## Task
Keep only the lines where "icon" appears.

## Recorded data
--------------------------------------------------

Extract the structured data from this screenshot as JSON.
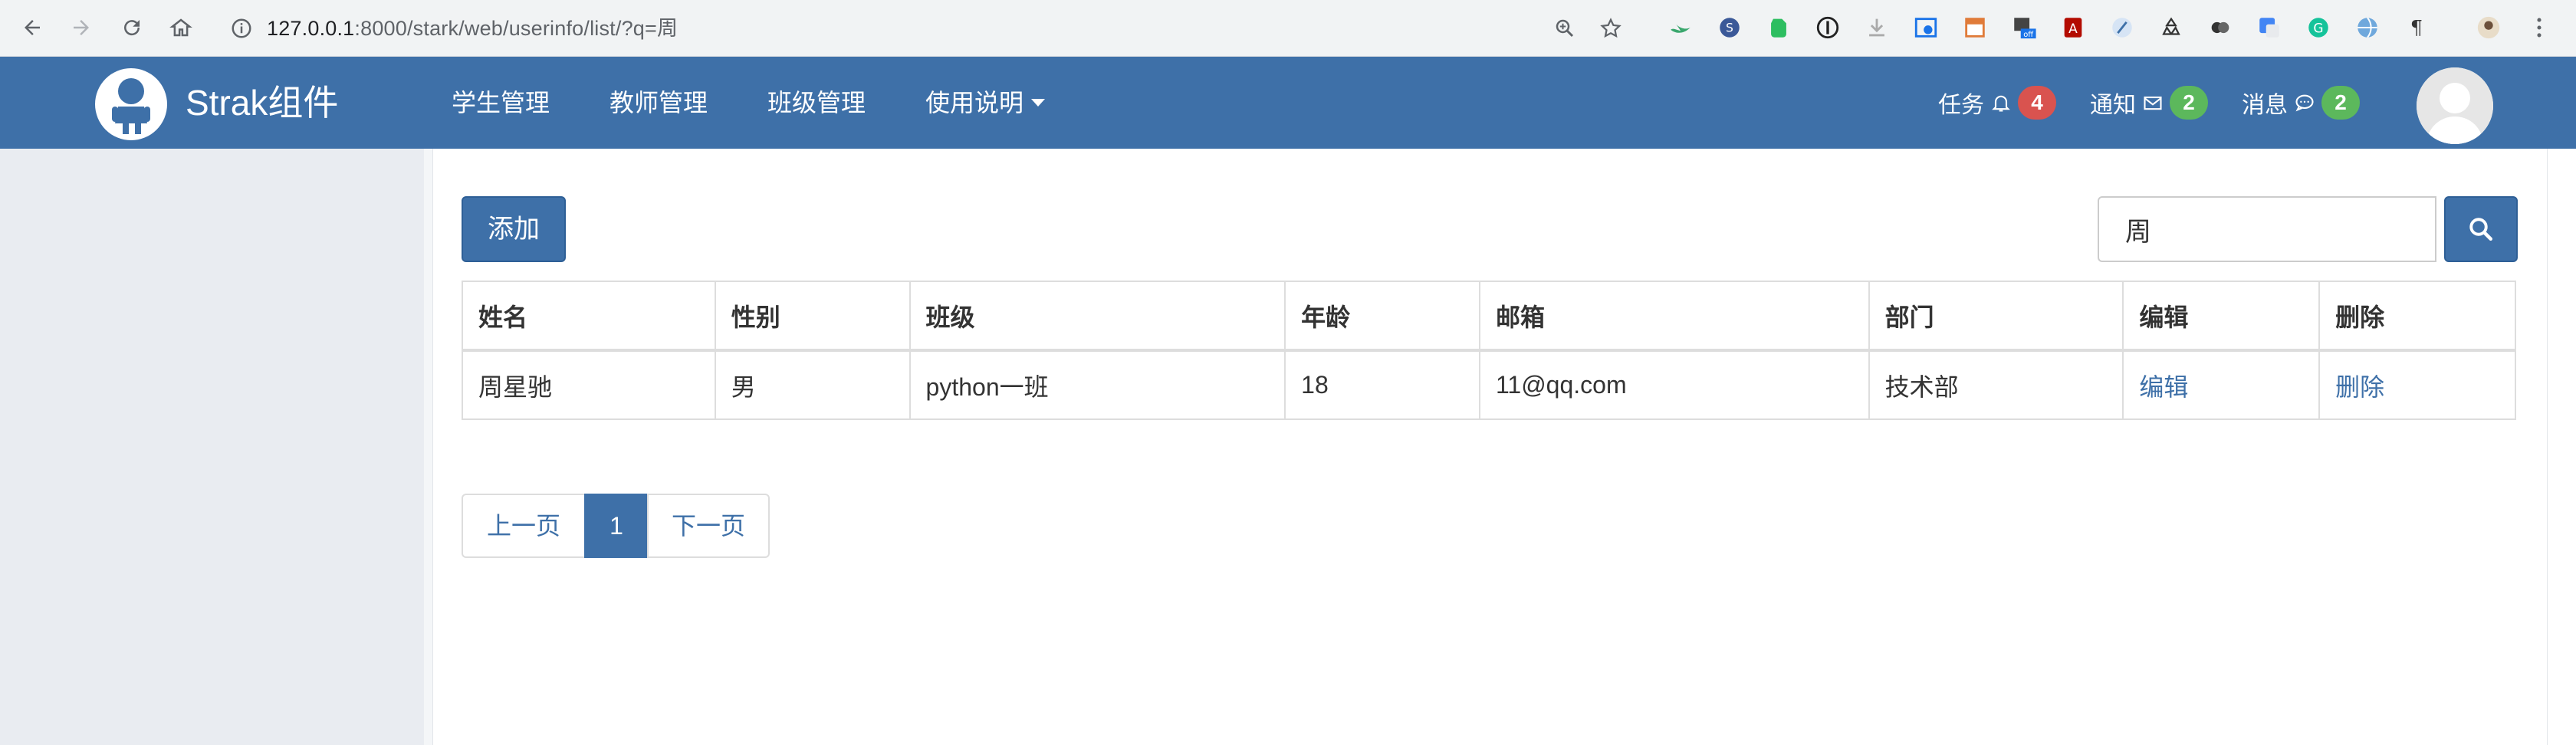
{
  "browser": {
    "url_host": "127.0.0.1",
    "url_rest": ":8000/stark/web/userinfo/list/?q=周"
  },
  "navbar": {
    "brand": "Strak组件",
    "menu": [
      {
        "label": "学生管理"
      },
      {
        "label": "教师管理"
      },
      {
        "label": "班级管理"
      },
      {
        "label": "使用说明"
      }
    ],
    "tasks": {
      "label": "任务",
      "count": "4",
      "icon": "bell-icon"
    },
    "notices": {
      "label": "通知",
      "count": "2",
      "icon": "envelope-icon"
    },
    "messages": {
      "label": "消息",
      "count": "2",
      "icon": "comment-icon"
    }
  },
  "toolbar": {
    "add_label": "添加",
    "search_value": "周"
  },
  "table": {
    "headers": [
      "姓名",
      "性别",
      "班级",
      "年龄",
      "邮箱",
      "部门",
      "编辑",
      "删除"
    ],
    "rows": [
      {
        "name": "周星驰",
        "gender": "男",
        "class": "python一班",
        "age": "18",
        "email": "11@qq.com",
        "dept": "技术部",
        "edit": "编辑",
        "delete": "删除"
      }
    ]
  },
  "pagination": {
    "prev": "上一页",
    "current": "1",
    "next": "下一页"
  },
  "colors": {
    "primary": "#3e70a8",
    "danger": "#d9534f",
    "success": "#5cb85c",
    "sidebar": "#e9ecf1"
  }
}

--------------------------------------------------

## Result for this exercise
      "icon": "bell-icon"
      "icon": "envelope-icon"
      "icon": "comment-icon"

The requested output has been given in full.